## REQUIRED TASK
Images excluded, repeat each entry below exactly.

[Data items]
========================

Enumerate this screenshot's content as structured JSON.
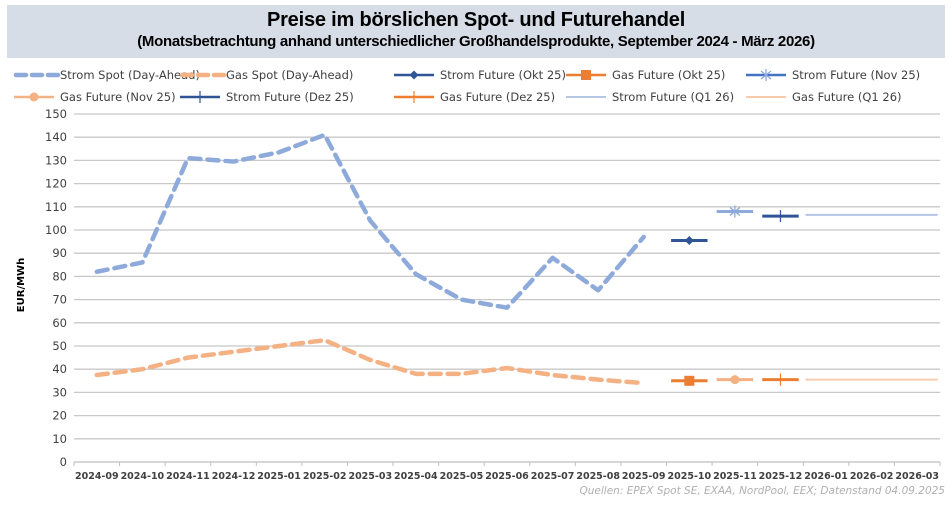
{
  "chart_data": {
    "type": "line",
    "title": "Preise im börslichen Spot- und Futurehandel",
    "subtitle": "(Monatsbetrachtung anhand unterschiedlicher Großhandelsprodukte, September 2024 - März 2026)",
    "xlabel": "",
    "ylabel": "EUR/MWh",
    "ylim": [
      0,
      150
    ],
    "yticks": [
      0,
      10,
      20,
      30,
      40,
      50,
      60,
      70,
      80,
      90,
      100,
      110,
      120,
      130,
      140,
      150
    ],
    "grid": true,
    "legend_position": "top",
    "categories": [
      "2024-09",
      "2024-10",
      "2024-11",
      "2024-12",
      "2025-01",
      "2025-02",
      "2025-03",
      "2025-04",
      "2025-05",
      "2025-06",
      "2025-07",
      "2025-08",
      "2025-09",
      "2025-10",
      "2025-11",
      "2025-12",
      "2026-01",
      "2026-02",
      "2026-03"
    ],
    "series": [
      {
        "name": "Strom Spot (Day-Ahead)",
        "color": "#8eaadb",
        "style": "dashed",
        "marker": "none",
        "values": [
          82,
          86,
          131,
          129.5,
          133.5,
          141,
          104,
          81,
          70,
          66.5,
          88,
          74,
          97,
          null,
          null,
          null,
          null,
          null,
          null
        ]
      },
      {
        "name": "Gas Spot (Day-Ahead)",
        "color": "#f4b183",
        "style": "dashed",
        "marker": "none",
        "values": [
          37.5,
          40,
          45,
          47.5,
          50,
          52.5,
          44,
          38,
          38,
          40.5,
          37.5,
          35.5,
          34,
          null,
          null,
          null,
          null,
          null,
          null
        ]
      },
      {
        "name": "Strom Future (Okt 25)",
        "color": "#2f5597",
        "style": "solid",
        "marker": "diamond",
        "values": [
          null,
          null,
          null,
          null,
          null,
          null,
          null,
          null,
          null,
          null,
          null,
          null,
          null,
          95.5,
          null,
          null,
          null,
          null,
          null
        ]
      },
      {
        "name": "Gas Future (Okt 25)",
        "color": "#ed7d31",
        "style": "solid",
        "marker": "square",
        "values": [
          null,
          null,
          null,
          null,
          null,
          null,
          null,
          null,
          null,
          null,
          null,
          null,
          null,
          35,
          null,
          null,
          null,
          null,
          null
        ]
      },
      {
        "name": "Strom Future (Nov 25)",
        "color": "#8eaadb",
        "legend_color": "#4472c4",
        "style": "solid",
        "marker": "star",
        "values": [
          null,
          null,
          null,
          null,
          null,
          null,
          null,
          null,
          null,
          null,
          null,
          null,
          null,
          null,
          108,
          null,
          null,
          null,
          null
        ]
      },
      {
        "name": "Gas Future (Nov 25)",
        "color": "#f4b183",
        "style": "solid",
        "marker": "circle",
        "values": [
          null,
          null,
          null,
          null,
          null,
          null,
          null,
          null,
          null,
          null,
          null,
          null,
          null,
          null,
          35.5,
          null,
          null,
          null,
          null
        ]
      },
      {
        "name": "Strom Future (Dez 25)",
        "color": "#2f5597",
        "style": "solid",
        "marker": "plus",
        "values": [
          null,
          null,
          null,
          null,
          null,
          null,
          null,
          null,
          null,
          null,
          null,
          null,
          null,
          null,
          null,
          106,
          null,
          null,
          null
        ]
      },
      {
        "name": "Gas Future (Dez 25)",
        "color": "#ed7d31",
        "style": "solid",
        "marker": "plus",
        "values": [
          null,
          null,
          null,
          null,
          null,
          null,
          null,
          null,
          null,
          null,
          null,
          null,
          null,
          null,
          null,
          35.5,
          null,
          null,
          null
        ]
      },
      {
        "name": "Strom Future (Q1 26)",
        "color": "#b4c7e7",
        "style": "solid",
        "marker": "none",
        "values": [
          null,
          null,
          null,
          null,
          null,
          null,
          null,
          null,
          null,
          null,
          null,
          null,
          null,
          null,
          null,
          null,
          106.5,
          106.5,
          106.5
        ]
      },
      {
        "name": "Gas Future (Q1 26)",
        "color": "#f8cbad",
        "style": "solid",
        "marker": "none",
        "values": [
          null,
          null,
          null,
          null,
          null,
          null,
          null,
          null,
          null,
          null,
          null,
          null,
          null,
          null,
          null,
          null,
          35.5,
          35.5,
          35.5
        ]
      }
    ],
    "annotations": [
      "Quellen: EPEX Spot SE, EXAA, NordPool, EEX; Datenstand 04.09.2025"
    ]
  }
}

========================

## EXERCISE ANSWER
Enumerate this screenshot's content as structured JSON.
{
  "chart_data": {
    "type": "line",
    "title": "Preise im börslichen Spot- und Futurehandel",
    "subtitle": "(Monatsbetrachtung anhand unterschiedlicher Großhandelsprodukte, September 2024 - März 2026)",
    "xlabel": "",
    "ylabel": "EUR/MWh",
    "ylim": [
      0,
      150
    ],
    "yticks": [
      0,
      10,
      20,
      30,
      40,
      50,
      60,
      70,
      80,
      90,
      100,
      110,
      120,
      130,
      140,
      150
    ],
    "grid": true,
    "legend_position": "top",
    "categories": [
      "2024-09",
      "2024-10",
      "2024-11",
      "2024-12",
      "2025-01",
      "2025-02",
      "2025-03",
      "2025-04",
      "2025-05",
      "2025-06",
      "2025-07",
      "2025-08",
      "2025-09",
      "2025-10",
      "2025-11",
      "2025-12",
      "2026-01",
      "2026-02",
      "2026-03"
    ],
    "series": [
      {
        "name": "Strom Spot (Day-Ahead)",
        "color": "#8eaadb",
        "style": "dashed",
        "marker": "none",
        "values": [
          82,
          86,
          131,
          129.5,
          133.5,
          141,
          104,
          81,
          70,
          66.5,
          88,
          74,
          97,
          null,
          null,
          null,
          null,
          null,
          null
        ]
      },
      {
        "name": "Gas Spot (Day-Ahead)",
        "color": "#f4b183",
        "style": "dashed",
        "marker": "none",
        "values": [
          37.5,
          40,
          45,
          47.5,
          50,
          52.5,
          44,
          38,
          38,
          40.5,
          37.5,
          35.5,
          34,
          null,
          null,
          null,
          null,
          null,
          null
        ]
      },
      {
        "name": "Strom Future (Okt 25)",
        "color": "#2f5597",
        "style": "solid",
        "marker": "diamond",
        "values": [
          null,
          null,
          null,
          null,
          null,
          null,
          null,
          null,
          null,
          null,
          null,
          null,
          null,
          95.5,
          null,
          null,
          null,
          null,
          null
        ]
      },
      {
        "name": "Gas Future (Okt 25)",
        "color": "#ed7d31",
        "style": "solid",
        "marker": "square",
        "values": [
          null,
          null,
          null,
          null,
          null,
          null,
          null,
          null,
          null,
          null,
          null,
          null,
          null,
          35,
          null,
          null,
          null,
          null,
          null
        ]
      },
      {
        "name": "Strom Future (Nov 25)",
        "color": "#8eaadb",
        "legend_color": "#4472c4",
        "style": "solid",
        "marker": "star",
        "values": [
          null,
          null,
          null,
          null,
          null,
          null,
          null,
          null,
          null,
          null,
          null,
          null,
          null,
          null,
          108,
          null,
          null,
          null,
          null
        ]
      },
      {
        "name": "Gas Future (Nov 25)",
        "color": "#f4b183",
        "style": "solid",
        "marker": "circle",
        "values": [
          null,
          null,
          null,
          null,
          null,
          null,
          null,
          null,
          null,
          null,
          null,
          null,
          null,
          null,
          35.5,
          null,
          null,
          null,
          null
        ]
      },
      {
        "name": "Strom Future (Dez 25)",
        "color": "#2f5597",
        "style": "solid",
        "marker": "plus",
        "values": [
          null,
          null,
          null,
          null,
          null,
          null,
          null,
          null,
          null,
          null,
          null,
          null,
          null,
          null,
          null,
          106,
          null,
          null,
          null
        ]
      },
      {
        "name": "Gas Future (Dez 25)",
        "color": "#ed7d31",
        "style": "solid",
        "marker": "plus",
        "values": [
          null,
          null,
          null,
          null,
          null,
          null,
          null,
          null,
          null,
          null,
          null,
          null,
          null,
          null,
          null,
          35.5,
          null,
          null,
          null
        ]
      },
      {
        "name": "Strom Future (Q1 26)",
        "color": "#b4c7e7",
        "style": "solid",
        "marker": "none",
        "values": [
          null,
          null,
          null,
          null,
          null,
          null,
          null,
          null,
          null,
          null,
          null,
          null,
          null,
          null,
          null,
          null,
          106.5,
          106.5,
          106.5
        ]
      },
      {
        "name": "Gas Future (Q1 26)",
        "color": "#f8cbad",
        "style": "solid",
        "marker": "none",
        "values": [
          null,
          null,
          null,
          null,
          null,
          null,
          null,
          null,
          null,
          null,
          null,
          null,
          null,
          null,
          null,
          null,
          35.5,
          35.5,
          35.5
        ]
      }
    ],
    "annotations": [
      "Quellen: EPEX Spot SE, EXAA, NordPool, EEX; Datenstand 04.09.2025"
    ]
  }
}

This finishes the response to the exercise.